▶ _Problem_
Identify the lines that contain the string "autres" and copy all of them.

[Entries from a dataset]
"""
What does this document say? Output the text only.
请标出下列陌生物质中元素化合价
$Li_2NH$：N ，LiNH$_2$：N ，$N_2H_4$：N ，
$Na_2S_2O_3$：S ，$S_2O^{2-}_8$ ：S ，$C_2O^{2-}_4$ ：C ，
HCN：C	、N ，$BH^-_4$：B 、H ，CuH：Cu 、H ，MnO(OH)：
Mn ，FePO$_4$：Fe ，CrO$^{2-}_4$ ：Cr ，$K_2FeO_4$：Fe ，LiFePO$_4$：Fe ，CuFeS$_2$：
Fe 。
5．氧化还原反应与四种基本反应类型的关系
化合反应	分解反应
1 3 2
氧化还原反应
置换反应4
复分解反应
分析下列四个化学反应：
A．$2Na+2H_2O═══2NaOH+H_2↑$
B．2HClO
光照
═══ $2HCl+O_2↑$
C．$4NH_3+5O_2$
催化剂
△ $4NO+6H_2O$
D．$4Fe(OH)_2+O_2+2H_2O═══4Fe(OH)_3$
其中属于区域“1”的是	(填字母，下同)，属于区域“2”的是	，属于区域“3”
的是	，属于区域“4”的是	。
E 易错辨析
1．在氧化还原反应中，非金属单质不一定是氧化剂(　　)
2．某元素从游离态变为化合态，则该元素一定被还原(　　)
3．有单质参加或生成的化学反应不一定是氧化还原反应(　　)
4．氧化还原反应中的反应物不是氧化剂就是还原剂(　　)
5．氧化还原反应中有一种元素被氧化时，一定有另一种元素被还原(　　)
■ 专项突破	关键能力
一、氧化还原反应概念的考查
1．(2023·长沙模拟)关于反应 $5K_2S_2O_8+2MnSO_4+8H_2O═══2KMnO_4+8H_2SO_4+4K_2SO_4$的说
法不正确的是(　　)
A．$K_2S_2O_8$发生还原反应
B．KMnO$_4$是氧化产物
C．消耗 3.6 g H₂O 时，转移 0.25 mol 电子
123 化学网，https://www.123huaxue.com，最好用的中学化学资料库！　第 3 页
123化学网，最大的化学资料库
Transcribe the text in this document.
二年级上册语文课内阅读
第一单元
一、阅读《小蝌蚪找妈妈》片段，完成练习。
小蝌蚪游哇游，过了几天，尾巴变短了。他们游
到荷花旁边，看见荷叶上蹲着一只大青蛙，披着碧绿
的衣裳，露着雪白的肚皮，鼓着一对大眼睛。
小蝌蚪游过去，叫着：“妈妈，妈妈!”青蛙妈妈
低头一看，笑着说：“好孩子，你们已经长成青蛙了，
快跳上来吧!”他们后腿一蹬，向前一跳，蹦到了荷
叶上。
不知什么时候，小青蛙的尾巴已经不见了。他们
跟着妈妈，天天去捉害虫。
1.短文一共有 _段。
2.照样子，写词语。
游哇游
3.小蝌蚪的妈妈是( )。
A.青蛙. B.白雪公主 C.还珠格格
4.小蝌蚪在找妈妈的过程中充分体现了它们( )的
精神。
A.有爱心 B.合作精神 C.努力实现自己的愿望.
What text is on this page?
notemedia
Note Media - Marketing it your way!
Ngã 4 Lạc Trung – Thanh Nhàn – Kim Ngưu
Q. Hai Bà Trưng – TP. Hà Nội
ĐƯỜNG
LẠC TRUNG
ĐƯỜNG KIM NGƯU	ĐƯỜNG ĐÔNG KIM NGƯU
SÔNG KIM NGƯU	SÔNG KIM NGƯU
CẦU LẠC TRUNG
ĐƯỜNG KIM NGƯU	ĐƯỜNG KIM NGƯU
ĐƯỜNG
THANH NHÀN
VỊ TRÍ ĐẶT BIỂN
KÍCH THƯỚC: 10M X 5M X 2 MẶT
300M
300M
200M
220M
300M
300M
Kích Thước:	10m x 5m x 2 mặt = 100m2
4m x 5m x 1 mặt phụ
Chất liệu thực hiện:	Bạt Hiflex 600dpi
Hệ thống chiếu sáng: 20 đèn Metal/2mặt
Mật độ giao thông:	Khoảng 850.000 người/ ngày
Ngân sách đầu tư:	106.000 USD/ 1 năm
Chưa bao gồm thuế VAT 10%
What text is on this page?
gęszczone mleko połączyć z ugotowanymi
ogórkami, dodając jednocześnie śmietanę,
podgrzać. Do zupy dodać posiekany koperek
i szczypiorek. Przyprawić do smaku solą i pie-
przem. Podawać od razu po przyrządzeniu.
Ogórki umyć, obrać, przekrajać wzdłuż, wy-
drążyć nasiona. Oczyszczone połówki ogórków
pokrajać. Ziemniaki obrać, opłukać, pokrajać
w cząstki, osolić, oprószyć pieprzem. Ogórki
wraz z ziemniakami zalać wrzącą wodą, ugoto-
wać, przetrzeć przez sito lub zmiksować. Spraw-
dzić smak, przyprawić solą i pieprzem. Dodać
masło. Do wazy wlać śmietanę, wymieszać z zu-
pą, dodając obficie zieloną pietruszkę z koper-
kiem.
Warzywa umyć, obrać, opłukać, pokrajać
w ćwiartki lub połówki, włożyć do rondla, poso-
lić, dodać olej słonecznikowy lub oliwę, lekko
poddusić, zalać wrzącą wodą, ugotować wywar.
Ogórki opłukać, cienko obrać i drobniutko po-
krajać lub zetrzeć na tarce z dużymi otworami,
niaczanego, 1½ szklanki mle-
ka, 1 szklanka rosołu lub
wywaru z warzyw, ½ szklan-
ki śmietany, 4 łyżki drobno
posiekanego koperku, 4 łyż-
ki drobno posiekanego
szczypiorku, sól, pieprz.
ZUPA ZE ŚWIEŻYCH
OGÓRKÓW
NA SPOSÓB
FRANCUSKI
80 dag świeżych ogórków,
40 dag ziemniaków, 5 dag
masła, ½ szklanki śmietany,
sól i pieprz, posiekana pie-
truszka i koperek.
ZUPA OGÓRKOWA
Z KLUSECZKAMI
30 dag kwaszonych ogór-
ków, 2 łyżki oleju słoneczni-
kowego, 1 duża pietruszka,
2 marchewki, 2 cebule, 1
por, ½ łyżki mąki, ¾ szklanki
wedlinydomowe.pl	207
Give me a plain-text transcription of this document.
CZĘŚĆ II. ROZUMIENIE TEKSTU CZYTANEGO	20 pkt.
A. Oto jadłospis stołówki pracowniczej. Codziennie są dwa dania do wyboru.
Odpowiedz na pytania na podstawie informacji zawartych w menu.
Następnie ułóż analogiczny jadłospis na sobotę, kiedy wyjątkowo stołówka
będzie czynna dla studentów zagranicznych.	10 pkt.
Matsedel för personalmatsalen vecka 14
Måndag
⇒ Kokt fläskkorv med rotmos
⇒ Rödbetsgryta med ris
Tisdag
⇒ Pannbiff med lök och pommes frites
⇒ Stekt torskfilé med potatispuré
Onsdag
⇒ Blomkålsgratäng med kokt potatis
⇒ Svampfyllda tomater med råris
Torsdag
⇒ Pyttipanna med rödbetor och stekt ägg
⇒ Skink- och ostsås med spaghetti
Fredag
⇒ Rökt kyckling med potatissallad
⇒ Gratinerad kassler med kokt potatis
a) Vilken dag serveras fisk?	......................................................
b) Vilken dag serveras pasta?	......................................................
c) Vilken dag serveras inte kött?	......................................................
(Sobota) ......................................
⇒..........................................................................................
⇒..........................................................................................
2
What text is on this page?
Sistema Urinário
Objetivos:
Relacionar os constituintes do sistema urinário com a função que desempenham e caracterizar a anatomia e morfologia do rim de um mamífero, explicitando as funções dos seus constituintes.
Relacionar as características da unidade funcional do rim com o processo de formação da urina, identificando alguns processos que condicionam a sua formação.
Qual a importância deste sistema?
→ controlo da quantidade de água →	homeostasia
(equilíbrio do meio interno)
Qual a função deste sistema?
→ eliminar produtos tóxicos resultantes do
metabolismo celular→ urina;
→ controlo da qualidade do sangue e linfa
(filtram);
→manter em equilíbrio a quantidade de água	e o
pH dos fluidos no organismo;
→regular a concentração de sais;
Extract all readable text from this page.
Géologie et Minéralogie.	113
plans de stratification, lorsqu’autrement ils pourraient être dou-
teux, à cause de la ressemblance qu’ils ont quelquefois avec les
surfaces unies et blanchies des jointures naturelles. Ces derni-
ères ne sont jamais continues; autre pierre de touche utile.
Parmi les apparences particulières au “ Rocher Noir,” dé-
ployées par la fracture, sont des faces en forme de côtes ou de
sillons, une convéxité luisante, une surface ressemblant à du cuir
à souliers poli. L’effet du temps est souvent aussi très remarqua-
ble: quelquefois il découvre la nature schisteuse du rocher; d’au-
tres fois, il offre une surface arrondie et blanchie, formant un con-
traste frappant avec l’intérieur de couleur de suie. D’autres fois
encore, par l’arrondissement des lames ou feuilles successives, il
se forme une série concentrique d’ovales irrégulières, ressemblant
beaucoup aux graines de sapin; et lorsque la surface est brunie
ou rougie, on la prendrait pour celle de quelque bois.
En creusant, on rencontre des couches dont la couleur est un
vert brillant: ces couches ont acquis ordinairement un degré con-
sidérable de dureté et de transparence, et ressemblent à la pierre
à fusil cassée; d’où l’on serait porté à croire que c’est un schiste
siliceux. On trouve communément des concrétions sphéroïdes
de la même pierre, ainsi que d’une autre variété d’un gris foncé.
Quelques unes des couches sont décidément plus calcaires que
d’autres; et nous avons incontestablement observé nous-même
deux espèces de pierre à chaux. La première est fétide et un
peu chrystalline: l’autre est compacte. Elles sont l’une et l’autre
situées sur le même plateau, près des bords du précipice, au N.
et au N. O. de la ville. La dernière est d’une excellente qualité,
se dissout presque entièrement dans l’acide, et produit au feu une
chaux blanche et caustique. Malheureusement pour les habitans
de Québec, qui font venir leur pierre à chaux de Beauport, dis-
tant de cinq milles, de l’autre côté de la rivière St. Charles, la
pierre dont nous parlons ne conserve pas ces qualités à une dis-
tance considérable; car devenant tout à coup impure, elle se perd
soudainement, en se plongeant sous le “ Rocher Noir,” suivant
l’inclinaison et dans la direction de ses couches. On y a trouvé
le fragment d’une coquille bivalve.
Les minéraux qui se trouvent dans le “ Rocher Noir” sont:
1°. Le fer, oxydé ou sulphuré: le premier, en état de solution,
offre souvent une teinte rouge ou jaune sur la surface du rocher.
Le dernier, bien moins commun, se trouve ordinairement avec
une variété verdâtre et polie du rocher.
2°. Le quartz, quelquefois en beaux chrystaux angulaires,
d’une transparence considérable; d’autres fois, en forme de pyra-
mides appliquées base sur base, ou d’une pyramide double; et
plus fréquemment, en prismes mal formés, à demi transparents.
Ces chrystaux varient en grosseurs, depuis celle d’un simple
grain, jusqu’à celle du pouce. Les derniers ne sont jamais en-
"""
▶ _Correct output_
traste frappant avec l’intérieur de couleur de suie. D’autres fois
d’autres; et nous avons incontestablement observé nous-même
d’une transparence considérable; d’autres fois, en forme de pyra-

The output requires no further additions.